┌─ GIVEN INFORMATION
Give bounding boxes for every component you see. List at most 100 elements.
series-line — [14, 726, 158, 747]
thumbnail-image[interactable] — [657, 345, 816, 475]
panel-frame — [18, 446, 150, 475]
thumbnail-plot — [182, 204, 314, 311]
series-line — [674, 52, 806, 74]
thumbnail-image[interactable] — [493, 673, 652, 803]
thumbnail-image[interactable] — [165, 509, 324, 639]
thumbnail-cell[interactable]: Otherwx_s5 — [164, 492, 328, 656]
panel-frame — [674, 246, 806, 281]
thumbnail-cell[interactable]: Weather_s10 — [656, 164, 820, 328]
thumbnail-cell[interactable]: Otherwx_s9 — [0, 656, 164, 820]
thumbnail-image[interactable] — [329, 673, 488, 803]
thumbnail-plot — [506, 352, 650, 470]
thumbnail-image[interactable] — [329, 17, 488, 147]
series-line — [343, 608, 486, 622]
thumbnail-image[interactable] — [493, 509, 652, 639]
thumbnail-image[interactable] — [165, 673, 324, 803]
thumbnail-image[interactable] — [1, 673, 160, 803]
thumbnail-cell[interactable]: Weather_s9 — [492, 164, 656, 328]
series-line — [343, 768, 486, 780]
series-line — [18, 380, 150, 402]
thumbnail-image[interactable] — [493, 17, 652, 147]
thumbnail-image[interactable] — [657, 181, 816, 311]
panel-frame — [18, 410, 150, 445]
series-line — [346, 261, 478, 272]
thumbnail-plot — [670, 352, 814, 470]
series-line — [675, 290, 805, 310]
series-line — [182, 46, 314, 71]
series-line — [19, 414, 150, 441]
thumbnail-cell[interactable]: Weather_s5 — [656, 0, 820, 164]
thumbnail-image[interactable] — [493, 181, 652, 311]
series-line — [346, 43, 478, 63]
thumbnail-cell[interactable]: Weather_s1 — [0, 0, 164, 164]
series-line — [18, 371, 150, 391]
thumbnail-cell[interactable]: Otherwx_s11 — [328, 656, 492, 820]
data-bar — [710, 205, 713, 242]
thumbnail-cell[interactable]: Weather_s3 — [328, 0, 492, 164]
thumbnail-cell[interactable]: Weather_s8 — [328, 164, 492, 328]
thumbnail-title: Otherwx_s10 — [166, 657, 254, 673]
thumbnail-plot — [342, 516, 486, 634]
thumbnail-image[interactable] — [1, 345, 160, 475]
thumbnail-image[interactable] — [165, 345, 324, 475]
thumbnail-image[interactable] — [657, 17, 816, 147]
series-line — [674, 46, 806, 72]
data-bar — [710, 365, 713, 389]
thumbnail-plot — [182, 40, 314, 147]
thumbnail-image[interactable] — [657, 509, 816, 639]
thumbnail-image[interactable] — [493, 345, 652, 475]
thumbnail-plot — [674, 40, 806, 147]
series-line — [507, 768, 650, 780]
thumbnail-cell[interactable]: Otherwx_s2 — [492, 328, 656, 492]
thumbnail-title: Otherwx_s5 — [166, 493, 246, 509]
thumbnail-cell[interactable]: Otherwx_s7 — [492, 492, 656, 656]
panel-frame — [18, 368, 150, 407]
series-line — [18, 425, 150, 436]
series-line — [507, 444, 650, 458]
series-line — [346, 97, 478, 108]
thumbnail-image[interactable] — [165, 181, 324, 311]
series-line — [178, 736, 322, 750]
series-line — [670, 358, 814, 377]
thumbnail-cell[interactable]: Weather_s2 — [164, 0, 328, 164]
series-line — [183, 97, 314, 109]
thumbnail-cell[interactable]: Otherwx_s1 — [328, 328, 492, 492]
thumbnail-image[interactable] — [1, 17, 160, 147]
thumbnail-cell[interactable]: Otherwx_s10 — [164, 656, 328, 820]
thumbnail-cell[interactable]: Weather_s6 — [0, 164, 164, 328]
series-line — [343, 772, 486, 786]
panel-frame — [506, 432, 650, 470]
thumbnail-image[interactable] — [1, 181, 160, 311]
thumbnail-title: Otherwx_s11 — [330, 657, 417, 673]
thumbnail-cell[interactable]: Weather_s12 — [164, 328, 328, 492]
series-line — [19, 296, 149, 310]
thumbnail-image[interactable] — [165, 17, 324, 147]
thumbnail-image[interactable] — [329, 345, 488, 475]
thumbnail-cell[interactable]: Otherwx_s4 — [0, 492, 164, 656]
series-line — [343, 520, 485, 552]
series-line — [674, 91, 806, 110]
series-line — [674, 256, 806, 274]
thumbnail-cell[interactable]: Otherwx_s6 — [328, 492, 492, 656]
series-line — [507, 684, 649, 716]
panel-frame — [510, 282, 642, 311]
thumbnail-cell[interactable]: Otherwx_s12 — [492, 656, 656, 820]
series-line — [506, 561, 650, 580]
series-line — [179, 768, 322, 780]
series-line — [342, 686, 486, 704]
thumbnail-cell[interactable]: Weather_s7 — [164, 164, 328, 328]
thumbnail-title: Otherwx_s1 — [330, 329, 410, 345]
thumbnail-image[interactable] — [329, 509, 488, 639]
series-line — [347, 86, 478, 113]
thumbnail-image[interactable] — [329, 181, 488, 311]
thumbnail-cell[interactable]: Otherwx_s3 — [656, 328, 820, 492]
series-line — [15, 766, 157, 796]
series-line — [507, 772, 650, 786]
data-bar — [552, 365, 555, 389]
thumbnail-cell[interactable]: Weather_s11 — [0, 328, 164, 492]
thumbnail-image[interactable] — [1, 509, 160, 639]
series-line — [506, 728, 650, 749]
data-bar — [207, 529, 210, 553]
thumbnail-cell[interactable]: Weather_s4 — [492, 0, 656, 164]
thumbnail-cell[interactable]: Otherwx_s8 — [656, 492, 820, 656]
└─
DIRECTIONS >> Copy every one of the lines above word for word, keeping them in the same order.

WRITTEN REPLY >>
Give bounding boxes for every component you see. List at most 100 elements.
series-line — [14, 726, 158, 747]
thumbnail-image[interactable] — [657, 345, 816, 475]
panel-frame — [18, 446, 150, 475]
thumbnail-plot — [182, 204, 314, 311]
series-line — [674, 52, 806, 74]
thumbnail-image[interactable] — [493, 673, 652, 803]
thumbnail-image[interactable] — [165, 509, 324, 639]
thumbnail-cell[interactable]: Otherwx_s5 — [164, 492, 328, 656]
panel-frame — [674, 246, 806, 281]
thumbnail-cell[interactable]: Weather_s10 — [656, 164, 820, 328]
thumbnail-cell[interactable]: Otherwx_s9 — [0, 656, 164, 820]
thumbnail-image[interactable] — [329, 673, 488, 803]
thumbnail-plot — [506, 352, 650, 470]
thumbnail-image[interactable] — [329, 17, 488, 147]
series-line — [343, 608, 486, 622]
thumbnail-image[interactable] — [493, 509, 652, 639]
thumbnail-image[interactable] — [165, 673, 324, 803]
thumbnail-image[interactable] — [1, 673, 160, 803]
thumbnail-cell[interactable]: Weather_s9 — [492, 164, 656, 328]
series-line — [343, 768, 486, 780]
series-line — [18, 380, 150, 402]
thumbnail-image[interactable] — [493, 17, 652, 147]
thumbnail-image[interactable] — [657, 181, 816, 311]
panel-frame — [18, 410, 150, 445]
series-line — [346, 261, 478, 272]
thumbnail-plot — [670, 352, 814, 470]
series-line — [675, 290, 805, 310]
series-line — [182, 46, 314, 71]
series-line — [19, 414, 150, 441]
thumbnail-cell[interactable]: Weather_s5 — [656, 0, 820, 164]
thumbnail-image[interactable] — [493, 181, 652, 311]
series-line — [346, 43, 478, 63]
thumbnail-cell[interactable]: Weather_s1 — [0, 0, 164, 164]
series-line — [18, 371, 150, 391]
thumbnail-cell[interactable]: Otherwx_s11 — [328, 656, 492, 820]
data-bar — [710, 205, 713, 242]
thumbnail-cell[interactable]: Weather_s3 — [328, 0, 492, 164]
thumbnail-cell[interactable]: Weather_s8 — [328, 164, 492, 328]
thumbnail-title: Otherwx_s10 — [166, 657, 254, 673]
thumbnail-plot — [342, 516, 486, 634]
thumbnail-image[interactable] — [1, 345, 160, 475]
thumbnail-image[interactable] — [165, 345, 324, 475]
thumbnail-image[interactable] — [657, 17, 816, 147]
series-line — [674, 46, 806, 72]
data-bar — [710, 365, 713, 389]
thumbnail-plot — [182, 40, 314, 147]
thumbnail-image[interactable] — [657, 509, 816, 639]
thumbnail-image[interactable] — [493, 345, 652, 475]
thumbnail-plot — [674, 40, 806, 147]
series-line — [507, 768, 650, 780]
thumbnail-cell[interactable]: Otherwx_s2 — [492, 328, 656, 492]
thumbnail-title: Otherwx_s5 — [166, 493, 246, 509]
thumbnail-cell[interactable]: Otherwx_s7 — [492, 492, 656, 656]
panel-frame — [18, 368, 150, 407]
series-line — [18, 425, 150, 436]
series-line — [507, 444, 650, 458]
series-line — [346, 97, 478, 108]
thumbnail-image[interactable] — [165, 181, 324, 311]
series-line — [178, 736, 322, 750]
series-line — [670, 358, 814, 377]
thumbnail-cell[interactable]: Weather_s2 — [164, 0, 328, 164]
series-line — [183, 97, 314, 109]
thumbnail-cell[interactable]: Otherwx_s1 — [328, 328, 492, 492]
thumbnail-image[interactable] — [1, 17, 160, 147]
thumbnail-cell[interactable]: Otherwx_s10 — [164, 656, 328, 820]
thumbnail-cell[interactable]: Weather_s6 — [0, 164, 164, 328]
series-line — [343, 772, 486, 786]
panel-frame — [506, 432, 650, 470]
thumbnail-image[interactable] — [1, 181, 160, 311]
thumbnail-title: Otherwx_s11 — [330, 657, 417, 673]
thumbnail-cell[interactable]: Weather_s12 — [164, 328, 328, 492]
series-line — [19, 296, 149, 310]
thumbnail-image[interactable] — [165, 17, 324, 147]
thumbnail-image[interactable] — [329, 345, 488, 475]
thumbnail-cell[interactable]: Otherwx_s4 — [0, 492, 164, 656]
series-line — [343, 520, 485, 552]
series-line — [674, 91, 806, 110]
series-line — [674, 256, 806, 274]
thumbnail-cell[interactable]: Otherwx_s6 — [328, 492, 492, 656]
series-line — [507, 684, 649, 716]
panel-frame — [510, 282, 642, 311]
thumbnail-cell[interactable]: Otherwx_s12 — [492, 656, 656, 820]
series-line — [506, 561, 650, 580]
series-line — [179, 768, 322, 780]
series-line — [342, 686, 486, 704]
thumbnail-cell[interactable]: Weather_s7 — [164, 164, 328, 328]
thumbnail-title: Otherwx_s1 — [330, 329, 410, 345]
thumbnail-image[interactable] — [329, 509, 488, 639]
series-line — [347, 86, 478, 113]
thumbnail-image[interactable] — [329, 181, 488, 311]
thumbnail-cell[interactable]: Otherwx_s3 — [656, 328, 820, 492]
series-line — [15, 766, 157, 796]
series-line — [507, 772, 650, 786]
data-bar — [552, 365, 555, 389]
thumbnail-cell[interactable]: Weather_s11 — [0, 328, 164, 492]
thumbnail-image[interactable] — [1, 509, 160, 639]
series-line — [506, 728, 650, 749]
data-bar — [207, 529, 210, 553]
thumbnail-cell[interactable]: Weather_s4 — [492, 0, 656, 164]
thumbnail-cell[interactable]: Otherwx_s8 — [656, 492, 820, 656]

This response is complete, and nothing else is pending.